== DATA ==
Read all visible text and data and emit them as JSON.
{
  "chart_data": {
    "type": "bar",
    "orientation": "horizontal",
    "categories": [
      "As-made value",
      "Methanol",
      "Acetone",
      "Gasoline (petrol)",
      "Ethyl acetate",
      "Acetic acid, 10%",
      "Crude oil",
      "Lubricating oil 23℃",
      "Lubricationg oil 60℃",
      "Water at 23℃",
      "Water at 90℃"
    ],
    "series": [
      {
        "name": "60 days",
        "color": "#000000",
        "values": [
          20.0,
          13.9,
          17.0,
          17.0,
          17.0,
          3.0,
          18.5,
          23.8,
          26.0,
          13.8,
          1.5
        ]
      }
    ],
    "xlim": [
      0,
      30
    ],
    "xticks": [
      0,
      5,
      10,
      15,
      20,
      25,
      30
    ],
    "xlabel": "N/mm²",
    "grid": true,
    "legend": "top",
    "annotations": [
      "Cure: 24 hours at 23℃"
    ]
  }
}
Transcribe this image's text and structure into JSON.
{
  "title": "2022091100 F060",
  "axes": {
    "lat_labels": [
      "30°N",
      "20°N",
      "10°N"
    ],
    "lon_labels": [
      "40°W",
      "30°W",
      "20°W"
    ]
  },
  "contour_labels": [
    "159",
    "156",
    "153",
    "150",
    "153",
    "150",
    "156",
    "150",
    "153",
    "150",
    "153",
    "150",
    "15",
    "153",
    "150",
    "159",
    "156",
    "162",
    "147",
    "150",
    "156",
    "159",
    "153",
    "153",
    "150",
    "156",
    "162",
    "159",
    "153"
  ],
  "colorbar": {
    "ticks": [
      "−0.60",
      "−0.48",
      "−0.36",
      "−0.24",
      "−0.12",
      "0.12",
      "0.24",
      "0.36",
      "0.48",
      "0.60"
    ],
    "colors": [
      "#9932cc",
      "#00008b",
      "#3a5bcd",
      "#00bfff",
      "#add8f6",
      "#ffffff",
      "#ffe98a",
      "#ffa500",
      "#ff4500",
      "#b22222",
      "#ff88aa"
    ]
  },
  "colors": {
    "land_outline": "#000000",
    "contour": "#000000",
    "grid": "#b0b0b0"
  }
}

== INSTRUCTION ==
Go through the material and copy out every line with "text" in it.

== SOLUTION FOR THIS PROBLEM ==
Read all visible text and data and emit them as JSON.
Transcribe this image's text and structure into JSON.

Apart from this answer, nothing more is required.